DATA FOR PROCESSING:
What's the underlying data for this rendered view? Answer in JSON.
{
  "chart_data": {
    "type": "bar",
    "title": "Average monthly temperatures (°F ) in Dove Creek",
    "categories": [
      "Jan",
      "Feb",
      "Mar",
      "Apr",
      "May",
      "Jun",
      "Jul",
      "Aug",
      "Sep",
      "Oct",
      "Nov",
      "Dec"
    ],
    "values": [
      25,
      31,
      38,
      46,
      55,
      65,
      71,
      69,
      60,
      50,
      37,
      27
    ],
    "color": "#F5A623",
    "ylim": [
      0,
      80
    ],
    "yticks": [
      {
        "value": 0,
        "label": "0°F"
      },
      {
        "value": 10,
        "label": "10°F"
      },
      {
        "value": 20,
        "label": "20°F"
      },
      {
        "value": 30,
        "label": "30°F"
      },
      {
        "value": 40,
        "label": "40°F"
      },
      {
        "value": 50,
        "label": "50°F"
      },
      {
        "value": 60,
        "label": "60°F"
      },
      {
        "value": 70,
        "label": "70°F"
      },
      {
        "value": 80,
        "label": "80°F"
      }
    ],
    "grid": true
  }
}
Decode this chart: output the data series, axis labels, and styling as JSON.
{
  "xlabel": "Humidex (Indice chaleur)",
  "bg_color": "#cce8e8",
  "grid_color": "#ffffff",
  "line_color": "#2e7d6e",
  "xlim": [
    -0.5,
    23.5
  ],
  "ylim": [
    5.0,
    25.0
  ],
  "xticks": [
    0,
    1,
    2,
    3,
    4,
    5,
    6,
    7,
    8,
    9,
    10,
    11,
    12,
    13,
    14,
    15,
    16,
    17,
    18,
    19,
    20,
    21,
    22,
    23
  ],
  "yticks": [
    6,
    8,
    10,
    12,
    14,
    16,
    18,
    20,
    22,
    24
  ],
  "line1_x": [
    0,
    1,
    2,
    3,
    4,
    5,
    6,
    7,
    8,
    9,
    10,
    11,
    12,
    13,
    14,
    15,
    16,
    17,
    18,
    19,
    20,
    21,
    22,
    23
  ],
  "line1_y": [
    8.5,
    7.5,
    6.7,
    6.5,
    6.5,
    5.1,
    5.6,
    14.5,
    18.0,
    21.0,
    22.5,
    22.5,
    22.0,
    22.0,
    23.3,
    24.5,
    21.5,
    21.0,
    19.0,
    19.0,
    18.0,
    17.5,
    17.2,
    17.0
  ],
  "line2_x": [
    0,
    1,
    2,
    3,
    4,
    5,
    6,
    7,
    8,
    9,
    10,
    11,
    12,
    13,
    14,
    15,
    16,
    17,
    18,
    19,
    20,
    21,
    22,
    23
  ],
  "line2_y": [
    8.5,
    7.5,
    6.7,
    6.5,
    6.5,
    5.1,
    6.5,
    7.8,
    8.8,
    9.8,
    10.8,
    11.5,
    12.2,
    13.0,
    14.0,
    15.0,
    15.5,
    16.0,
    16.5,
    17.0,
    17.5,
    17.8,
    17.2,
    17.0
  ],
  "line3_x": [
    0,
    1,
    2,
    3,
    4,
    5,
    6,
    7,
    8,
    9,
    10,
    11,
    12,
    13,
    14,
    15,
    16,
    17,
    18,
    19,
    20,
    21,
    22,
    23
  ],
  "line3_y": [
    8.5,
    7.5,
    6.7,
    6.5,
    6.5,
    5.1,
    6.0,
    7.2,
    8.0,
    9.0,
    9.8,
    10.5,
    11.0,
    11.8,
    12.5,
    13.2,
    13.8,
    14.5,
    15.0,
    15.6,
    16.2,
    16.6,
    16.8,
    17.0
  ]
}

WRITTEN EXERCISE: In the records above, collect each line with "this".

WRITTEN RESPONSE:
What's the underlying data for this rendered view? Answer in JSON.
Decode this chart: output the data series, axis labels, and styling as JSON.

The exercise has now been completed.